Data entries
***
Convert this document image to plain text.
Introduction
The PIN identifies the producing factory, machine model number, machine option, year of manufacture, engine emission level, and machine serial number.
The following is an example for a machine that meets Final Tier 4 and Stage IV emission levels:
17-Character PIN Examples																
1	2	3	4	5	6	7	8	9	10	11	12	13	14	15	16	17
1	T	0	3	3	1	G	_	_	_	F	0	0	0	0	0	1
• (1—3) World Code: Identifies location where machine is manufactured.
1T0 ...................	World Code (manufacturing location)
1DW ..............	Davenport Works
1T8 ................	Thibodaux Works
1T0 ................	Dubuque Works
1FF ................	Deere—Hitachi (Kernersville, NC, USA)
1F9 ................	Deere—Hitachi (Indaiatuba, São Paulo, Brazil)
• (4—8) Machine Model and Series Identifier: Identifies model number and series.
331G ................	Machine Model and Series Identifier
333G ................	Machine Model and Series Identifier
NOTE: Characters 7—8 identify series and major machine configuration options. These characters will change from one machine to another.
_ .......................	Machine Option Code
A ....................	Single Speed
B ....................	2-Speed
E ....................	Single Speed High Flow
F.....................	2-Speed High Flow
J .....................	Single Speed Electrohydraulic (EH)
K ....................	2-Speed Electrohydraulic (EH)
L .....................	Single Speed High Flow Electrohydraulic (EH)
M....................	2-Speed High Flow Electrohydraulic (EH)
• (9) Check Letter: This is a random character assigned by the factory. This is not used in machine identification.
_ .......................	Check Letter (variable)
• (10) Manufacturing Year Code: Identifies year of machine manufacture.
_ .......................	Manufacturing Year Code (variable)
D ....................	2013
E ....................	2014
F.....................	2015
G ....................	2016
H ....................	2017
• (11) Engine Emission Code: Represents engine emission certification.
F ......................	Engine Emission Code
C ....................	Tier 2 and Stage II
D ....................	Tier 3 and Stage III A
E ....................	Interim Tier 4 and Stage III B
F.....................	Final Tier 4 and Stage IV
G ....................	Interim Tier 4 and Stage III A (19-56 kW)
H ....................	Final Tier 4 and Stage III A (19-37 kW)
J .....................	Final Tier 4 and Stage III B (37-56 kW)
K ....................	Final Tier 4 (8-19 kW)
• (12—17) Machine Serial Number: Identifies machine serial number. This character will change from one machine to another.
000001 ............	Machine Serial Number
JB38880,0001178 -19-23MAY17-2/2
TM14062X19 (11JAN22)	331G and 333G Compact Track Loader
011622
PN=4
***
The task
Each line above that includes "another" should be shown.

Problem solution
NOTE: Characters 7—8 identify series and major machine configuration options. These characters will change from one machine to another.
• (12—17) Machine Serial Number: Identifies machine serial number. This character will change from one machine to another.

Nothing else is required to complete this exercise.